***** Available data
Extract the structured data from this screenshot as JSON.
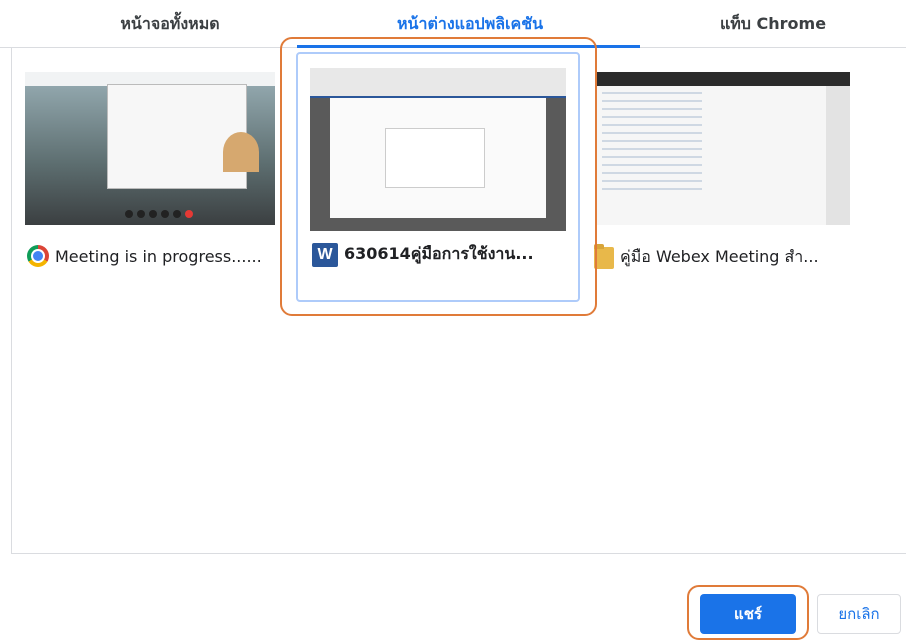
{
  "tabs": [
    {
      "label": "หน้าจอทั้งหมด"
    },
    {
      "label": "หน้าต่างแอปพลิเคชัน"
    },
    {
      "label": "แท็บ Chrome"
    }
  ],
  "cards": [
    {
      "caption": "Meeting is in progress......",
      "icon": "chrome-icon"
    },
    {
      "caption": "630614คู่มือการใช้งาน...",
      "icon": "word-icon",
      "icon_text": "W"
    },
    {
      "caption": "คู่มือ Webex Meeting สำ...",
      "icon": "folder-icon"
    }
  ],
  "buttons": {
    "share": "แชร์",
    "cancel": "ยกเลิก"
  },
  "colors": {
    "accent": "#1a73e8",
    "highlight": "#e07b39"
  }
}
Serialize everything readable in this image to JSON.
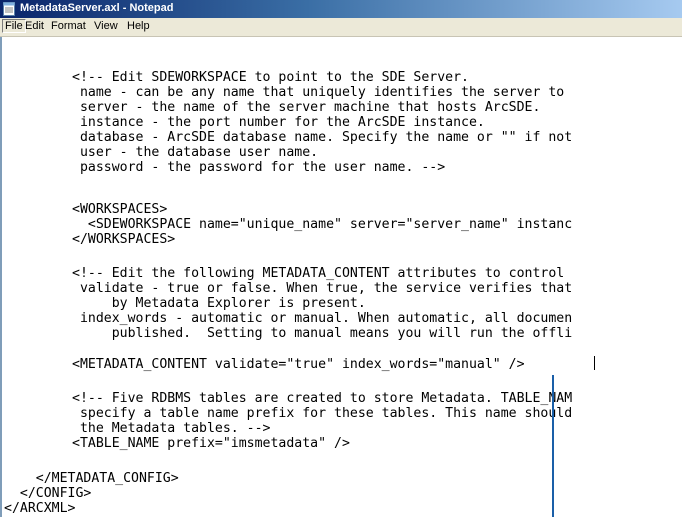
**********
> _Exercise_: Copy every line of the data exactly as written, excluding the pictures.

> _Answer to this exercise_:
Extract the structured data from this screenshot as JSON.
{
  "tabs": [
    {
      "label": "หน้าจอทั้งหมด"
    },
    {
      "label": "หน้าต่างแอปพลิเคชัน"
    },
    {
      "label": "แท็บ Chrome"
    }
  ],
  "cards": [
    {
      "caption": "Meeting is in progress......",
      "icon": "chrome-icon"
    },
    {
      "caption": "630614คู่มือการใช้งาน...",
      "icon": "word-icon",
      "icon_text": "W"
    },
    {
      "caption": "คู่มือ Webex Meeting สำ...",
      "icon": "folder-icon"
    }
  ],
  "buttons": {
    "share": "แชร์",
    "cancel": "ยกเลิก"
  },
  "colors": {
    "accent": "#1a73e8",
    "highlight": "#e07b39"
  }
}
Serialize everything readable in this image to JSON.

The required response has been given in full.